● **Excerpted text**:
Malaria
The primary causative organism, Plasmodium falciparum, requires both the Anopheles mosquito and humans to complete its life cycle: sexual reproduction of the protozoan occurs in the mosquito; an immature form is then transmitted to the human via the bite of the mosquito. In a person the parasite goes to the liver, replicates, and moves into the bloodstream, where it attacks red blood cells for their hemoglobin. Some of the plasmodia become sexually mature and are transmitted back to another biting mosquito. Three other Plasmodium species also infect humans.
Symptoms
At the onset of malaria, bouts of chills (ague) and fever lasting several hours and occurring every three or four days are the usual symptoms. If the disease is not treated, the spleen and the liver become enlarged, anemia develops, and jaundice appears. Death may occur from general debility, anemia, or clogging of the vessels of cerebral tissues by affected red blood cells. Cerebral malaria is most commonly seen in infants, pregnant women, and nonimmune travelers to endemic areas.
Immune Response
P. falciparum creates protein knobs on the surfaces of the red blood cells it attacks. These knobs attach the cell to the lining of the blood vessel, preventing its removal to the spleen for destruction. The parasite slows detection by the immune system by changing the makeup of the knobs periodically, substituting or rearranging its 150 var (variability) genes, a strategy unique to malaria. A pattern of remission and relapse results as the immune system learns each new code only to have it again changed. Patients with malaria gradually do develop immunity that modifies the course of the disease, but this immunity has a degree of strain specificity.

● **Study questions**:
1. Translate this sentence from the malaria text into Spanish: "These knobs attach the cell to the lining of the blood vessel, preventing its removal to the spleen for destruction."
2. Duplicate the malaria text word for word, everything from "Immune Response" down to "of strain specificity.".

● **Input data**:
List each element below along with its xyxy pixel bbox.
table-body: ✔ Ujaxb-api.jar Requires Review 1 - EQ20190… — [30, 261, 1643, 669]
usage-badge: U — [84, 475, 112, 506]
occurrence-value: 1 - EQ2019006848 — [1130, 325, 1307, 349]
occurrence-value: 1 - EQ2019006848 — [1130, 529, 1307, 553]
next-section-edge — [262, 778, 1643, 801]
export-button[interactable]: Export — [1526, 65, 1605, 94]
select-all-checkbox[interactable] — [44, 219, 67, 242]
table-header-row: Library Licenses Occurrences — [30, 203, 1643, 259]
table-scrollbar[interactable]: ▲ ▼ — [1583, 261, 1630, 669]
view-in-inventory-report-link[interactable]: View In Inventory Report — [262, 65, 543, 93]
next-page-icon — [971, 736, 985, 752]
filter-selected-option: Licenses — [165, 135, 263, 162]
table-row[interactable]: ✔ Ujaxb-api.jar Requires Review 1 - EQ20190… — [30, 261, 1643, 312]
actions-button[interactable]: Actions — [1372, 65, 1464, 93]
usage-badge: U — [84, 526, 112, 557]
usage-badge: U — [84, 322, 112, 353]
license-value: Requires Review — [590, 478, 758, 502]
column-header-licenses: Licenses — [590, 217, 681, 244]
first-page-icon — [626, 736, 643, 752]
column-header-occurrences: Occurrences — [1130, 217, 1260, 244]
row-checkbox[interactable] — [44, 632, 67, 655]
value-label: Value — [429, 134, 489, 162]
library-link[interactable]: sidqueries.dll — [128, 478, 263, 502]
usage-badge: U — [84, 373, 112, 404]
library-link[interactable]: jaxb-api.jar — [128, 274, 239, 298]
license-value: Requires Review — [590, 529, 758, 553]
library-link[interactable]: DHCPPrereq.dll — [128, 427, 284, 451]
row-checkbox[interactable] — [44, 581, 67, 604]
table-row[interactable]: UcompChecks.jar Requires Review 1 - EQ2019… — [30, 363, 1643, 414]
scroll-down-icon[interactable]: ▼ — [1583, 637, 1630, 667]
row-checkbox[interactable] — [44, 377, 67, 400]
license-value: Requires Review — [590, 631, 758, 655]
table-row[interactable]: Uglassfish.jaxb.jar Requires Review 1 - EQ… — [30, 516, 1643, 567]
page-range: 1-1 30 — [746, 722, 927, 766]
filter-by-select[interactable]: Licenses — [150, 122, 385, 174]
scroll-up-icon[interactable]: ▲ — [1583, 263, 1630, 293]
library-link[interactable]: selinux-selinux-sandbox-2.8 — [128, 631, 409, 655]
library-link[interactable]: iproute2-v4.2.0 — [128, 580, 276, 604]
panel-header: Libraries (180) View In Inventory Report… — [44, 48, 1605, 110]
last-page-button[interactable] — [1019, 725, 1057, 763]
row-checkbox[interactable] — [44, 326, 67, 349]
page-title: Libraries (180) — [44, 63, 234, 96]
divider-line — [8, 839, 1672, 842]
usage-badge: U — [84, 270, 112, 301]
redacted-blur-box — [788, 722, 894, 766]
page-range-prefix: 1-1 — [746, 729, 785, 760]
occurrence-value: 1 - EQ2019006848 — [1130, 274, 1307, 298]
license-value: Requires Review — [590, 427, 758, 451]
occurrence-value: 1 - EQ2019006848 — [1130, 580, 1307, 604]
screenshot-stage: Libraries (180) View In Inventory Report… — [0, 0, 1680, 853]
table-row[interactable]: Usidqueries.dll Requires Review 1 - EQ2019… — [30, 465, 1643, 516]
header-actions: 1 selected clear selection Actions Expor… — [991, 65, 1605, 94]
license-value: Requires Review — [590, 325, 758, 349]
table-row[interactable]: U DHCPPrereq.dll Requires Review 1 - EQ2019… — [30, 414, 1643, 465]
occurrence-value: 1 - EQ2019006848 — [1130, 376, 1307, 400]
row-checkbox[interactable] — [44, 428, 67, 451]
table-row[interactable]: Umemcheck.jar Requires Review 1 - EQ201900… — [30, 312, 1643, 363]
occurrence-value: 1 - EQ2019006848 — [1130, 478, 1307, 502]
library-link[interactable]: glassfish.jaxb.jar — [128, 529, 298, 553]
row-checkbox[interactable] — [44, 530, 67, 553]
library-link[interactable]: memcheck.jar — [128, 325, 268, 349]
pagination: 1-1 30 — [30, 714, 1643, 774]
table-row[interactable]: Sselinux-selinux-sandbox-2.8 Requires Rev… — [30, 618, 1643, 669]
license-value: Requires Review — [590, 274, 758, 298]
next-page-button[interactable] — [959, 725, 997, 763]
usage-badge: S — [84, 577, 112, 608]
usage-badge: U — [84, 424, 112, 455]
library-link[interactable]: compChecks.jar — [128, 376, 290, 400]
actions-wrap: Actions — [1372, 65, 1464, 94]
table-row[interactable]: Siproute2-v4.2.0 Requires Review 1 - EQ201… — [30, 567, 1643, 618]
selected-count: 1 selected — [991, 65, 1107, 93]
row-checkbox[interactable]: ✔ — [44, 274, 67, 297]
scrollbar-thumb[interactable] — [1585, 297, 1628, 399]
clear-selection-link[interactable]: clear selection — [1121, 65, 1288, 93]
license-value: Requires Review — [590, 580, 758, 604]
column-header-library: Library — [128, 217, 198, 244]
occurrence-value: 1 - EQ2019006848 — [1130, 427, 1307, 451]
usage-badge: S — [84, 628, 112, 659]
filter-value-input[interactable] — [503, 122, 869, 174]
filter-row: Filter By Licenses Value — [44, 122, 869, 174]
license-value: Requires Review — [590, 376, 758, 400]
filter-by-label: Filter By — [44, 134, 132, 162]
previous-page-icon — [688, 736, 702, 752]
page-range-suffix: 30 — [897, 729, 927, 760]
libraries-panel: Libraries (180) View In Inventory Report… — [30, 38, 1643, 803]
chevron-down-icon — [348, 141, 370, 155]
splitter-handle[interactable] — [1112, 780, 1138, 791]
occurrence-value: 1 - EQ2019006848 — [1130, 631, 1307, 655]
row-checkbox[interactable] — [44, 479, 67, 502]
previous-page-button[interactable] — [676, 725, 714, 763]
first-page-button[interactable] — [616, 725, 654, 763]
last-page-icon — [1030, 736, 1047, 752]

● **List of solutions**:
1. Estas protuberancias fijan la célula al revestimiento del vaso sanguíneo, lo que impide que sea llevada al bazo para su destrucción.

2.
Immune Response
P. falciparum creates protein knobs on the surfaces of the red blood cells it attacks. These knobs attach the cell to the lining of the blood vessel, preventing its removal to the spleen for destruction. The parasite slows detection by the immune system by changing the makeup of the knobs periodically, substituting or rearranging its 150 var (variability) genes, a strategy unique to malaria. A pattern of remission and relapse results as the immune system learns each new code only to have it again changed. Patients with malaria gradually do develop immunity that modifies the course of the disease, but this immunity has a degree of strain specificity.